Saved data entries
☆ ☆ ☆ ☆ ☆

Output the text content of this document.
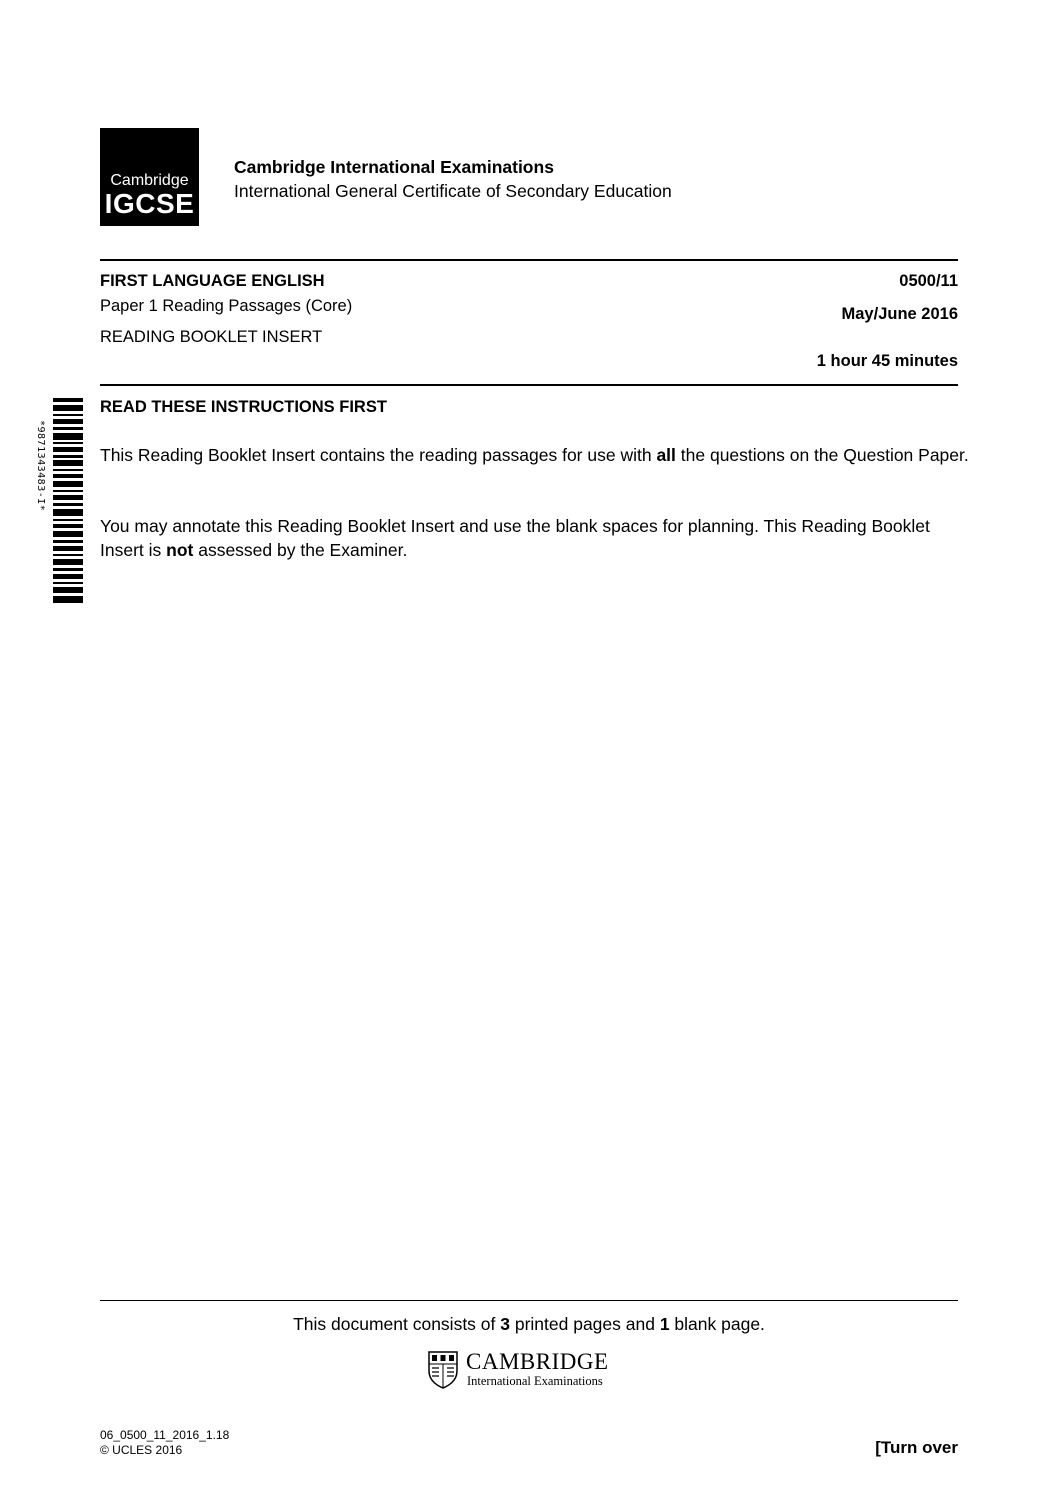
Cambridge
IGCSE
Cambridge International Examinations
International General Certificate of Secondary Education
FIRST LANGUAGE ENGLISH
Paper 1 Reading Passages (Core)
READING BOOKLET INSERT
0500/11
May/June 2016
1 hour 45 minutes
*9871343483-I*
READ THESE INSTRUCTIONS FIRST
This Reading Booklet Insert contains the reading passages for use with all the questions on the Question Paper.
You may annotate this Reading Booklet Insert and use the blank spaces for planning. This Reading Booklet Insert is not assessed by the Examiner.
This document consists of 3 printed pages and 1 blank page.
CAMBRIDGE
International Examinations
06_0500_11_2016_1.18
© UCLES 2016	[Turn over
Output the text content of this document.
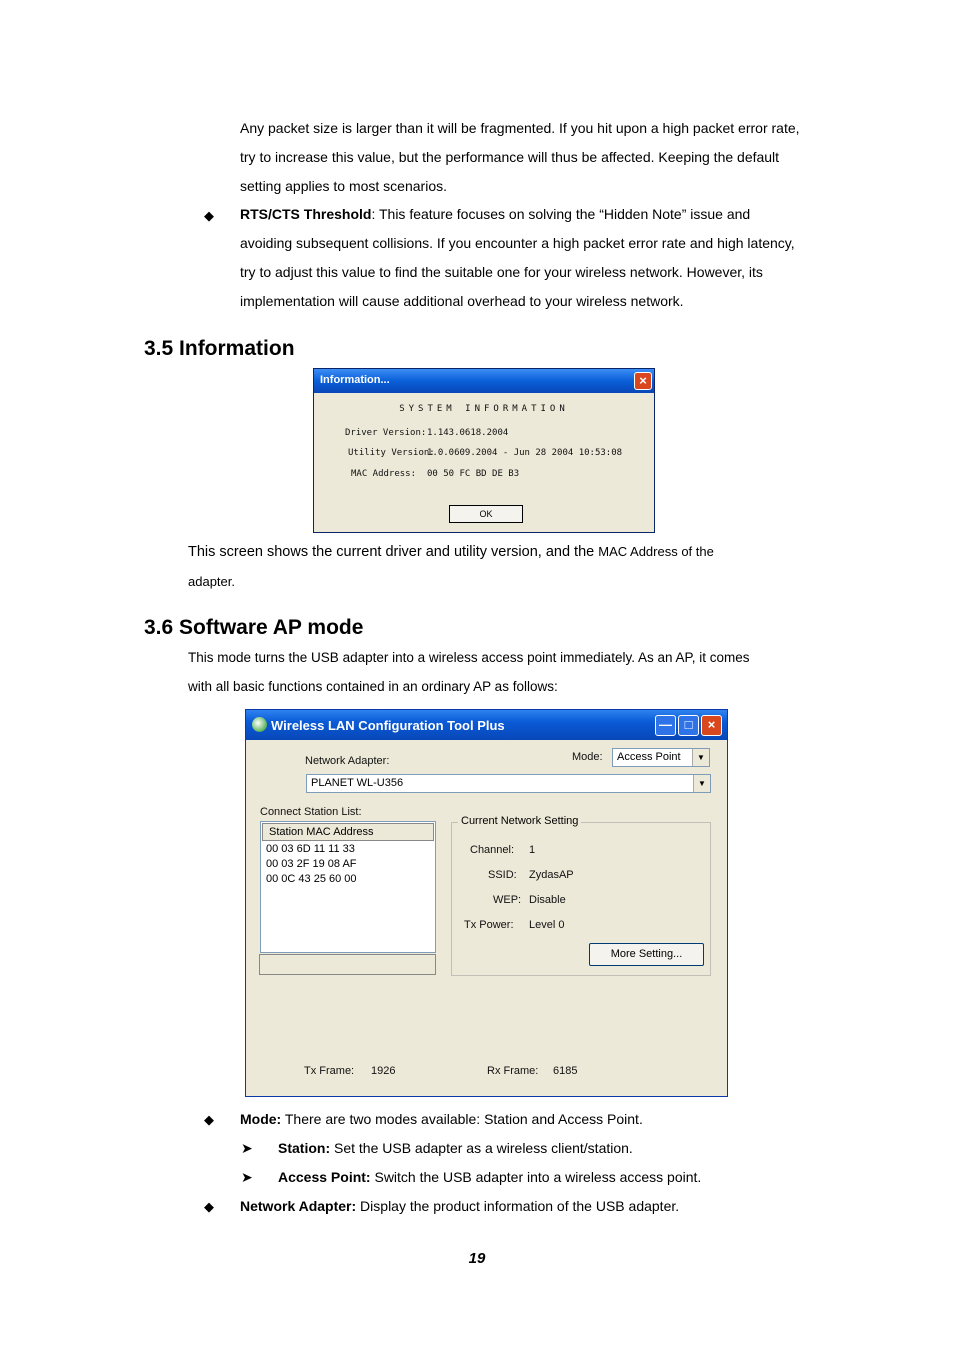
Any packet size is larger than it will be fragmented. If you hit upon a high packet error rate,
try to increase this value, but the performance will thus be affected. Keeping the default
setting applies to most scenarios.
◆ RTS/CTS Threshold: This feature focuses on solving the “Hidden Note” issue and
avoiding subsequent collisions. If you encounter a high packet error rate and high latency,
try to adjust this value to find the suitable one for your wireless network. However, its
implementation will cause additional overhead to your wireless network.
3.5 Information
Information...	×
SYSTEM INFORMATION
Driver Version: 1.143.0618.2004
Utility Version:
1.0.0609.2004 - Jun 28 2004 10:53:08
MAC Address: 00 50 FC BD DE B3
OK
This screen shows the current driver and utility version, and the MAC Address of the
adapter.
3.6 Software AP mode
This mode turns the USB adapter into a wireless access point immediately. As an AP, it comes
with all basic functions contained in an ordinary AP as follows:
Wireless LAN Configuration Tool Plus	— □	×
Network Adapter:	Mode:	Access Point	▼
PLANET WL-U356	▼
Connect Station List:
Station MAC Address
00 03 6D 11 11 33
00 03 2F 19 08 AF
00 0C 43 25 60 00
Current Network Setting
Channel: 1
SSID: ZydasAP
WEP: Disable
Tx Power: Level 0
More Setting...
Tx Frame: 1926	Rx Frame: 6185
◆ Mode: There are two modes available: Station and Access Point.
➤ Station: Set the USB adapter as a wireless client/station.
➤ Access Point: Switch the USB adapter into a wireless access point.
◆ Network Adapter: Display the product information of the USB adapter.
19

☆ ☆ ☆ ☆ ☆

### What you should do
Identify each line in the records above that contains the word "will", and copy it out in full.

### Written solution
Any packet size is larger than it will be fragmented. If you hit upon a high packet error rate,
try to increase this value, but the performance will thus be affected. Keeping the default
implementation will cause additional overhead to your wireless network.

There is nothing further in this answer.